● **What you have to do**: Give the data below again, word for word.
+++ Data shown +++
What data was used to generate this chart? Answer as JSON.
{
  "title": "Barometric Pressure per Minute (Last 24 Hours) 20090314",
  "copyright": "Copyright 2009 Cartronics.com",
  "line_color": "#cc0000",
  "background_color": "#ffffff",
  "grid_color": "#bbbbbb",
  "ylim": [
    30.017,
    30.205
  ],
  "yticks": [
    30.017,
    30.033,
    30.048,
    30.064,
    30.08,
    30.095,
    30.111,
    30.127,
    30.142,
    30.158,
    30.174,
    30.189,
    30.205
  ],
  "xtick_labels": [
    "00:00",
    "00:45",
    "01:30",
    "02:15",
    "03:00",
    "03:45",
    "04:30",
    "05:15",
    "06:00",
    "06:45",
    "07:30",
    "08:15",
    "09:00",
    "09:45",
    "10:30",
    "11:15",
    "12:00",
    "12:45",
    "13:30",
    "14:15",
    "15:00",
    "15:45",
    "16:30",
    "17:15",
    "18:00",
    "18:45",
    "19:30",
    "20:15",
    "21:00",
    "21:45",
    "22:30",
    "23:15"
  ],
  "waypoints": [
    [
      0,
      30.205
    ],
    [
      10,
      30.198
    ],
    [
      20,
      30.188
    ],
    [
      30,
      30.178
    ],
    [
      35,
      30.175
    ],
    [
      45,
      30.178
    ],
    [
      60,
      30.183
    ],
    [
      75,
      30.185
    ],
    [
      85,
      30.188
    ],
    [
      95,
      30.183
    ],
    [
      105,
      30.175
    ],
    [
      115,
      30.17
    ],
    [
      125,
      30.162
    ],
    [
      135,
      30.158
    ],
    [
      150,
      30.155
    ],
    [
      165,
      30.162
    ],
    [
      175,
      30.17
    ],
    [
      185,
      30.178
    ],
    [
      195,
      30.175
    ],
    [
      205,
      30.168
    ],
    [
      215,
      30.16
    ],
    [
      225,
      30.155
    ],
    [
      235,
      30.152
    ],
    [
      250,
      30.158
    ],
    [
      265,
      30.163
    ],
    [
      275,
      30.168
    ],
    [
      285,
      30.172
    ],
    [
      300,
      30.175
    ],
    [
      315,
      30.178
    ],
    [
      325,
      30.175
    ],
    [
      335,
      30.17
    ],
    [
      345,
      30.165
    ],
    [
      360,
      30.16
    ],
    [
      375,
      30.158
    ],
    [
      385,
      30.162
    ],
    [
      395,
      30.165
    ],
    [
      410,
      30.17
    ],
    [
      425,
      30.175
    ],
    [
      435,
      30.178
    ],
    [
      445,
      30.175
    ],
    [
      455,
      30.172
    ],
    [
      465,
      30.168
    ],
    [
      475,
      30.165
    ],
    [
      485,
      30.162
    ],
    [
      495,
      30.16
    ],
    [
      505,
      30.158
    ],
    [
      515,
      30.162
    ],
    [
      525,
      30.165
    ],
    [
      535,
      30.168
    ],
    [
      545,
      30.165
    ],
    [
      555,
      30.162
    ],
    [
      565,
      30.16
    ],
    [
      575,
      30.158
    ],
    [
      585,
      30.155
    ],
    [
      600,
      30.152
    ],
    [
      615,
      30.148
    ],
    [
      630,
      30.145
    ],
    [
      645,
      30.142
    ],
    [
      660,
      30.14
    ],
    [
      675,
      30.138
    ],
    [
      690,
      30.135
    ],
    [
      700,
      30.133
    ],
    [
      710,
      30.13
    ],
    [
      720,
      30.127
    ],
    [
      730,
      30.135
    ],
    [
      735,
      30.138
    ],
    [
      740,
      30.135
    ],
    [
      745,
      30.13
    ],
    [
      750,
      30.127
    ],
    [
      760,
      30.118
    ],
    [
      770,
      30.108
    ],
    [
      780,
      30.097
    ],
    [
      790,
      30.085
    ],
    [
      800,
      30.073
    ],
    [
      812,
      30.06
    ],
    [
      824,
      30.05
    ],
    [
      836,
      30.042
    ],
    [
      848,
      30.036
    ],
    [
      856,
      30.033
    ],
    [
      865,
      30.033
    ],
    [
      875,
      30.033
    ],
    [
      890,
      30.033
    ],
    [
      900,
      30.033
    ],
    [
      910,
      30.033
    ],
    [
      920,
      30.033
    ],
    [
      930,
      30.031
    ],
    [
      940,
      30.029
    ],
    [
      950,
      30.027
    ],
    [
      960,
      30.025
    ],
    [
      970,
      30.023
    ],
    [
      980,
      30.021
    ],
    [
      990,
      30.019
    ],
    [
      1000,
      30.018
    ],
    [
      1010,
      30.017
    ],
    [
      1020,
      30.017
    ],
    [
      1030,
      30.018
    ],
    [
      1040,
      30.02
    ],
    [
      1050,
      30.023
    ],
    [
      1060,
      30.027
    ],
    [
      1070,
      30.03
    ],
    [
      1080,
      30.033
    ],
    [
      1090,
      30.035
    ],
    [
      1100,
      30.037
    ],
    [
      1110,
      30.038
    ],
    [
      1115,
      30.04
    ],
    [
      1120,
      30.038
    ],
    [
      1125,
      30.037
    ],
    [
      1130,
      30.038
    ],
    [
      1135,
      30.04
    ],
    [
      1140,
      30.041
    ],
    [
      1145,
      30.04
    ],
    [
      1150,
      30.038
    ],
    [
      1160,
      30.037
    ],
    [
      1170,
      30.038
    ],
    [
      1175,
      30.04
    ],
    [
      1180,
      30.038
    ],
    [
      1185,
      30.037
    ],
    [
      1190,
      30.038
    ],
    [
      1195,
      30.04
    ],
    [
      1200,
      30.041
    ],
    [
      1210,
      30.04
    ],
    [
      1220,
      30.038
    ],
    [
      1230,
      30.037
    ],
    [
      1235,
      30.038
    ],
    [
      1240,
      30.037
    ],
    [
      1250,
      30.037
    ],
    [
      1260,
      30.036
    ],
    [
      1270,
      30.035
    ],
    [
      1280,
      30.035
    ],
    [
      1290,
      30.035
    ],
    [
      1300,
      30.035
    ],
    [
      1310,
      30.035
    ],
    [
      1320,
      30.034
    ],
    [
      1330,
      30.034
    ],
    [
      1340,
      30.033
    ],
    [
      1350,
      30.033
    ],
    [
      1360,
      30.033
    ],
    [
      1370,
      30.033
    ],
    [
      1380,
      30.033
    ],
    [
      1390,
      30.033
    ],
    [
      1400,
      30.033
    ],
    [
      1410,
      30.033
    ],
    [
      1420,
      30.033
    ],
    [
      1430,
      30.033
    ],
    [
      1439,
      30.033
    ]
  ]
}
+++
● **Solved problem**:
What data was used to generate this chart? Answer as JSON.
{
  "title": "Barometric Pressure per Minute (Last 24 Hours) 20090314",
  "copyright": "Copyright 2009 Cartronics.com",
  "line_color": "#cc0000",
  "background_color": "#ffffff",
  "grid_color": "#bbbbbb",
  "ylim": [
    30.017,
    30.205
  ],
  "yticks": [
    30.017,
    30.033,
    30.048,
    30.064,
    30.08,
    30.095,
    30.111,
    30.127,
    30.142,
    30.158,
    30.174,
    30.189,
    30.205
  ],
  "xtick_labels": [
    "00:00",
    "00:45",
    "01:30",
    "02:15",
    "03:00",
    "03:45",
    "04:30",
    "05:15",
    "06:00",
    "06:45",
    "07:30",
    "08:15",
    "09:00",
    "09:45",
    "10:30",
    "11:15",
    "12:00",
    "12:45",
    "13:30",
    "14:15",
    "15:00",
    "15:45",
    "16:30",
    "17:15",
    "18:00",
    "18:45",
    "19:30",
    "20:15",
    "21:00",
    "21:45",
    "22:30",
    "23:15"
  ],
  "waypoints": [
    [
      0,
      30.205
    ],
    [
      10,
      30.198
    ],
    [
      20,
      30.188
    ],
    [
      30,
      30.178
    ],
    [
      35,
      30.175
    ],
    [
      45,
      30.178
    ],
    [
      60,
      30.183
    ],
    [
      75,
      30.185
    ],
    [
      85,
      30.188
    ],
    [
      95,
      30.183
    ],
    [
      105,
      30.175
    ],
    [
      115,
      30.17
    ],
    [
      125,
      30.162
    ],
    [
      135,
      30.158
    ],
    [
      150,
      30.155
    ],
    [
      165,
      30.162
    ],
    [
      175,
      30.17
    ],
    [
      185,
      30.178
    ],
    [
      195,
      30.175
    ],
    [
      205,
      30.168
    ],
    [
      215,
      30.16
    ],
    [
      225,
      30.155
    ],
    [
      235,
      30.152
    ],
    [
      250,
      30.158
    ],
    [
      265,
      30.163
    ],
    [
      275,
      30.168
    ],
    [
      285,
      30.172
    ],
    [
      300,
      30.175
    ],
    [
      315,
      30.178
    ],
    [
      325,
      30.175
    ],
    [
      335,
      30.17
    ],
    [
      345,
      30.165
    ],
    [
      360,
      30.16
    ],
    [
      375,
      30.158
    ],
    [
      385,
      30.162
    ],
    [
      395,
      30.165
    ],
    [
      410,
      30.17
    ],
    [
      425,
      30.175
    ],
    [
      435,
      30.178
    ],
    [
      445,
      30.175
    ],
    [
      455,
      30.172
    ],
    [
      465,
      30.168
    ],
    [
      475,
      30.165
    ],
    [
      485,
      30.162
    ],
    [
      495,
      30.16
    ],
    [
      505,
      30.158
    ],
    [
      515,
      30.162
    ],
    [
      525,
      30.165
    ],
    [
      535,
      30.168
    ],
    [
      545,
      30.165
    ],
    [
      555,
      30.162
    ],
    [
      565,
      30.16
    ],
    [
      575,
      30.158
    ],
    [
      585,
      30.155
    ],
    [
      600,
      30.152
    ],
    [
      615,
      30.148
    ],
    [
      630,
      30.145
    ],
    [
      645,
      30.142
    ],
    [
      660,
      30.14
    ],
    [
      675,
      30.138
    ],
    [
      690,
      30.135
    ],
    [
      700,
      30.133
    ],
    [
      710,
      30.13
    ],
    [
      720,
      30.127
    ],
    [
      730,
      30.135
    ],
    [
      735,
      30.138
    ],
    [
      740,
      30.135
    ],
    [
      745,
      30.13
    ],
    [
      750,
      30.127
    ],
    [
      760,
      30.118
    ],
    [
      770,
      30.108
    ],
    [
      780,
      30.097
    ],
    [
      790,
      30.085
    ],
    [
      800,
      30.073
    ],
    [
      812,
      30.06
    ],
    [
      824,
      30.05
    ],
    [
      836,
      30.042
    ],
    [
      848,
      30.036
    ],
    [
      856,
      30.033
    ],
    [
      865,
      30.033
    ],
    [
      875,
      30.033
    ],
    [
      890,
      30.033
    ],
    [
      900,
      30.033
    ],
    [
      910,
      30.033
    ],
    [
      920,
      30.033
    ],
    [
      930,
      30.031
    ],
    [
      940,
      30.029
    ],
    [
      950,
      30.027
    ],
    [
      960,
      30.025
    ],
    [
      970,
      30.023
    ],
    [
      980,
      30.021
    ],
    [
      990,
      30.019
    ],
    [
      1000,
      30.018
    ],
    [
      1010,
      30.017
    ],
    [
      1020,
      30.017
    ],
    [
      1030,
      30.018
    ],
    [
      1040,
      30.02
    ],
    [
      1050,
      30.023
    ],
    [
      1060,
      30.027
    ],
    [
      1070,
      30.03
    ],
    [
      1080,
      30.033
    ],
    [
      1090,
      30.035
    ],
    [
      1100,
      30.037
    ],
    [
      1110,
      30.038
    ],
    [
      1115,
      30.04
    ],
    [
      1120,
      30.038
    ],
    [
      1125,
      30.037
    ],
    [
      1130,
      30.038
    ],
    [
      1135,
      30.04
    ],
    [
      1140,
      30.041
    ],
    [
      1145,
      30.04
    ],
    [
      1150,
      30.038
    ],
    [
      1160,
      30.037
    ],
    [
      1170,
      30.038
    ],
    [
      1175,
      30.04
    ],
    [
      1180,
      30.038
    ],
    [
      1185,
      30.037
    ],
    [
      1190,
      30.038
    ],
    [
      1195,
      30.04
    ],
    [
      1200,
      30.041
    ],
    [
      1210,
      30.04
    ],
    [
      1220,
      30.038
    ],
    [
      1230,
      30.037
    ],
    [
      1235,
      30.038
    ],
    [
      1240,
      30.037
    ],
    [
      1250,
      30.037
    ],
    [
      1260,
      30.036
    ],
    [
      1270,
      30.035
    ],
    [
      1280,
      30.035
    ],
    [
      1290,
      30.035
    ],
    [
      1300,
      30.035
    ],
    [
      1310,
      30.035
    ],
    [
      1320,
      30.034
    ],
    [
      1330,
      30.034
    ],
    [
      1340,
      30.033
    ],
    [
      1350,
      30.033
    ],
    [
      1360,
      30.033
    ],
    [
      1370,
      30.033
    ],
    [
      1380,
      30.033
    ],
    [
      1390,
      30.033
    ],
    [
      1400,
      30.033
    ],
    [
      1410,
      30.033
    ],
    [
      1420,
      30.033
    ],
    [
      1430,
      30.033
    ],
    [
      1439,
      30.033
    ]
  ]
}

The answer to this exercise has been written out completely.